**Task instructions**
Retype the records from their very first line through the line that contains "Circle shape (169, 238, 187, 256)", with both of those lines included. Keep every character unchanged.

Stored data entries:

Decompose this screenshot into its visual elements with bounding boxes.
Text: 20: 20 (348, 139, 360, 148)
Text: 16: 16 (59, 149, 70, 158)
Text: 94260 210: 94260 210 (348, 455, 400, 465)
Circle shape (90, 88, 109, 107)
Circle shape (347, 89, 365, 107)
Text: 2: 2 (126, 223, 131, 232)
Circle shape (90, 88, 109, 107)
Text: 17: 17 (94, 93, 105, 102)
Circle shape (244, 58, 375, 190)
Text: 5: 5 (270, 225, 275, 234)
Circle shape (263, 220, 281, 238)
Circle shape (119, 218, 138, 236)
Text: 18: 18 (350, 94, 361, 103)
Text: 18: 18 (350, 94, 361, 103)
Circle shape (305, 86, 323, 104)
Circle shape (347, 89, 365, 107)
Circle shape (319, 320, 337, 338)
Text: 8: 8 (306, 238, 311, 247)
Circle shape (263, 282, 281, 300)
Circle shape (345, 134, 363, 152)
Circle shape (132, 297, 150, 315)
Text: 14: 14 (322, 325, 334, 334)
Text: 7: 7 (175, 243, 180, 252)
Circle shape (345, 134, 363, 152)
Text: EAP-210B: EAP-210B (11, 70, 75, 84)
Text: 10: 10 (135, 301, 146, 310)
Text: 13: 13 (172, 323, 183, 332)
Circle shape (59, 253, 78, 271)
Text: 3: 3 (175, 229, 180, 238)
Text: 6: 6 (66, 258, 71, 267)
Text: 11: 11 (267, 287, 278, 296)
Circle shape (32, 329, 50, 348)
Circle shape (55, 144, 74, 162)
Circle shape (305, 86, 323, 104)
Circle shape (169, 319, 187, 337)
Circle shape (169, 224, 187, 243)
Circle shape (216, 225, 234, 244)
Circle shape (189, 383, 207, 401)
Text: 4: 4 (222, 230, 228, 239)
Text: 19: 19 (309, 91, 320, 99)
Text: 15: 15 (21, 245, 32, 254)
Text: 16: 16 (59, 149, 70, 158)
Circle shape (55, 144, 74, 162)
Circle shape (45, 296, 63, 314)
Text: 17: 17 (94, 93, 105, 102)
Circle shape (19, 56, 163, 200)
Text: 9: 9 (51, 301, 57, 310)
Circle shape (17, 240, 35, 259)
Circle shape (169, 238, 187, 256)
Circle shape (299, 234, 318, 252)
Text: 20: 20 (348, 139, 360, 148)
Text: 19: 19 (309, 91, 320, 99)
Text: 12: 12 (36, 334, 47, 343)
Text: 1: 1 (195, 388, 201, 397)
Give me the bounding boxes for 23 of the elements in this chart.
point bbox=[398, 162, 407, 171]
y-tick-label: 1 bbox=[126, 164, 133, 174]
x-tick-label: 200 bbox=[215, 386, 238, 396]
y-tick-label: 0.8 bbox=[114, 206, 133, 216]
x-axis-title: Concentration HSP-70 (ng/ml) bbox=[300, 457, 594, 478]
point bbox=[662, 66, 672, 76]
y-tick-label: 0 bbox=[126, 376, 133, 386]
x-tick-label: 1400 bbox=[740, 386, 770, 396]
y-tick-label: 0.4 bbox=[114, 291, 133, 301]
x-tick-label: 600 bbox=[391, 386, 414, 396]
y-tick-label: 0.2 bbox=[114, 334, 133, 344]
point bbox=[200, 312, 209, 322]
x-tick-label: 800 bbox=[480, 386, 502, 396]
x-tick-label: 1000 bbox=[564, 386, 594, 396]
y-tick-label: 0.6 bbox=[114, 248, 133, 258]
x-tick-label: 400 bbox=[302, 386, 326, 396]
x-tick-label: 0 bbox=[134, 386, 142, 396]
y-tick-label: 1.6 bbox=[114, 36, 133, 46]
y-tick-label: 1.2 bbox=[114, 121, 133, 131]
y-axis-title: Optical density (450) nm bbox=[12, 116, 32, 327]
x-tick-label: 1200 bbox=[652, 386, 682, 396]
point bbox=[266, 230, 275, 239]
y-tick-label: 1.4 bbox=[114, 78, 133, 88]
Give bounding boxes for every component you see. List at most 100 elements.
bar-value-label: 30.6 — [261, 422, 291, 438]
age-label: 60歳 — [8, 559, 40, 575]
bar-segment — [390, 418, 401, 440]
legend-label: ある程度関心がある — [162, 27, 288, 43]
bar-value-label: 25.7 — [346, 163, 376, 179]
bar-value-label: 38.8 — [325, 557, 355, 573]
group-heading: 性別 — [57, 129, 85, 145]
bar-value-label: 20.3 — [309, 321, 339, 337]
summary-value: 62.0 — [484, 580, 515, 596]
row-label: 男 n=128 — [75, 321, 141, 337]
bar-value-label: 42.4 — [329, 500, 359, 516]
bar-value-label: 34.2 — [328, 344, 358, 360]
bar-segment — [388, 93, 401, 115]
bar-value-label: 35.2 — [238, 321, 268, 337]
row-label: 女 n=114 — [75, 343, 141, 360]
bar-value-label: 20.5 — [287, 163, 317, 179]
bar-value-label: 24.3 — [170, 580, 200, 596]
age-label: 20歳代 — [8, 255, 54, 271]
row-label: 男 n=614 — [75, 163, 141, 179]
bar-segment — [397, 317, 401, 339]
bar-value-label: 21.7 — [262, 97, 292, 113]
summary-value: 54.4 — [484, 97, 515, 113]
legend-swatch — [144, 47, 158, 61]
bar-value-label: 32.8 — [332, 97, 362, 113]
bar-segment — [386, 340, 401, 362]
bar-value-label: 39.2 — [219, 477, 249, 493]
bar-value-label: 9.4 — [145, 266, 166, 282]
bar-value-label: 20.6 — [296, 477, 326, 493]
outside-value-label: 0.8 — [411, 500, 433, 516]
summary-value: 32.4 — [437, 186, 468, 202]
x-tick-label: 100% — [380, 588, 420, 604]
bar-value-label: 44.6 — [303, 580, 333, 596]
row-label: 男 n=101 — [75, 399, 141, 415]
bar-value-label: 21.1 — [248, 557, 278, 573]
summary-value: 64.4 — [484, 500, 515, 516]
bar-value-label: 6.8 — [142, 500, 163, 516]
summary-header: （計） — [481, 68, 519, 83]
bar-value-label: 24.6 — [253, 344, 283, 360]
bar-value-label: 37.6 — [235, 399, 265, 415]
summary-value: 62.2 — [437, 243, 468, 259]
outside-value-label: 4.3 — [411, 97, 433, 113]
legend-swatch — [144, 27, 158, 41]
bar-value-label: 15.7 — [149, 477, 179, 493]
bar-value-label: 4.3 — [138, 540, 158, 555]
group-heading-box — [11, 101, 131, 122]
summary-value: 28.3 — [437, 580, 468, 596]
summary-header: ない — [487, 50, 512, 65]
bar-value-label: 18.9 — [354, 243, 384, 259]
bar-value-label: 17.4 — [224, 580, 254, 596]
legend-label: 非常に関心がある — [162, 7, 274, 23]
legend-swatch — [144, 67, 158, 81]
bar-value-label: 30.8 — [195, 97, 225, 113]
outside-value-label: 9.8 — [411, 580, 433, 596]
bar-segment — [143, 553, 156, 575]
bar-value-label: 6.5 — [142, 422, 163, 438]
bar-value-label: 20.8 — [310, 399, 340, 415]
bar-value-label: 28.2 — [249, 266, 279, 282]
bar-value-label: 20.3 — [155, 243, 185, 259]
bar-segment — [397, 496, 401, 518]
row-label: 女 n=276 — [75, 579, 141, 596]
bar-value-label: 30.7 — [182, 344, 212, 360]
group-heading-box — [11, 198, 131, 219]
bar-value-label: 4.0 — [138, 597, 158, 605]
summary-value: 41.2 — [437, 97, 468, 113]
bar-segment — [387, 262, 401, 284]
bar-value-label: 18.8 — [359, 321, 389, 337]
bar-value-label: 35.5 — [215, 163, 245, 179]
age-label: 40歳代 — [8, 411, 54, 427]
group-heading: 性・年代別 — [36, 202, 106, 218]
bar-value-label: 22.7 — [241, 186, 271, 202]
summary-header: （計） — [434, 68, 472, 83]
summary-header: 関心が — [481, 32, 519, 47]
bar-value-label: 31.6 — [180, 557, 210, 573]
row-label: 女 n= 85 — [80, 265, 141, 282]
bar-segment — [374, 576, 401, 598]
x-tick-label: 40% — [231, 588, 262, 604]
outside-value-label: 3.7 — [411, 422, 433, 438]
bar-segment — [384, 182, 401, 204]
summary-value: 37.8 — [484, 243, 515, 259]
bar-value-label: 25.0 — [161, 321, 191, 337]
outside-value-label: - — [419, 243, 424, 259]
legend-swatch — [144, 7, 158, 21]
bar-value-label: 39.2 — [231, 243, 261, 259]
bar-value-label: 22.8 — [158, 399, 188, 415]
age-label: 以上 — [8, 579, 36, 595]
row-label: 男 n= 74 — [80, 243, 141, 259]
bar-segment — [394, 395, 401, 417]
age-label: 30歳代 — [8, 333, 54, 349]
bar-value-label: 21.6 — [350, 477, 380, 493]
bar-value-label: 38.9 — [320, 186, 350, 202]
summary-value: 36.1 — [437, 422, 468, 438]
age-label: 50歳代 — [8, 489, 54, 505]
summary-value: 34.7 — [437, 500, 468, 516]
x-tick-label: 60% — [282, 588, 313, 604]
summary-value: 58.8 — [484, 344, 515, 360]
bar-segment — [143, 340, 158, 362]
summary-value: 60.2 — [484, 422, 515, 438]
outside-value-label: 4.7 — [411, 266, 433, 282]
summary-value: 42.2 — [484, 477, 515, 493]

**Output for this task**
Decompose this screenshot into its visual elements with bounding boxes.
Text: 20: 20 (348, 139, 360, 148)
Text: 16: 16 (59, 149, 70, 158)
Text: 94260 210: 94260 210 (348, 455, 400, 465)
Circle shape (90, 88, 109, 107)
Circle shape (347, 89, 365, 107)
Text: 2: 2 (126, 223, 131, 232)
Circle shape (90, 88, 109, 107)
Text: 17: 17 (94, 93, 105, 102)
Circle shape (244, 58, 375, 190)
Text: 5: 5 (270, 225, 275, 234)
Circle shape (263, 220, 281, 238)
Circle shape (119, 218, 138, 236)
Text: 18: 18 (350, 94, 361, 103)
Text: 18: 18 (350, 94, 361, 103)
Circle shape (305, 86, 323, 104)
Circle shape (347, 89, 365, 107)
Circle shape (319, 320, 337, 338)
Text: 8: 8 (306, 238, 311, 247)
Circle shape (263, 282, 281, 300)
Circle shape (345, 134, 363, 152)
Circle shape (132, 297, 150, 315)
Text: 14: 14 (322, 325, 334, 334)
Text: 7: 7 (175, 243, 180, 252)
Circle shape (345, 134, 363, 152)
Text: EAP-210B: EAP-210B (11, 70, 75, 84)
Text: 10: 10 (135, 301, 146, 310)
Text: 13: 13 (172, 323, 183, 332)
Circle shape (59, 253, 78, 271)
Text: 3: 3 (175, 229, 180, 238)
Text: 6: 6 (66, 258, 71, 267)
Text: 11: 11 (267, 287, 278, 296)
Circle shape (32, 329, 50, 348)
Circle shape (55, 144, 74, 162)
Circle shape (305, 86, 323, 104)
Circle shape (169, 319, 187, 337)
Circle shape (169, 224, 187, 243)
Circle shape (216, 225, 234, 244)
Circle shape (189, 383, 207, 401)
Text: 4: 4 (222, 230, 228, 239)
Text: 19: 19 (309, 91, 320, 99)
Text: 15: 15 (21, 245, 32, 254)
Text: 16: 16 (59, 149, 70, 158)
Circle shape (55, 144, 74, 162)
Circle shape (45, 296, 63, 314)
Text: 17: 17 (94, 93, 105, 102)
Circle shape (19, 56, 163, 200)
Text: 9: 9 (51, 301, 57, 310)
Circle shape (17, 240, 35, 259)
Circle shape (169, 238, 187, 256)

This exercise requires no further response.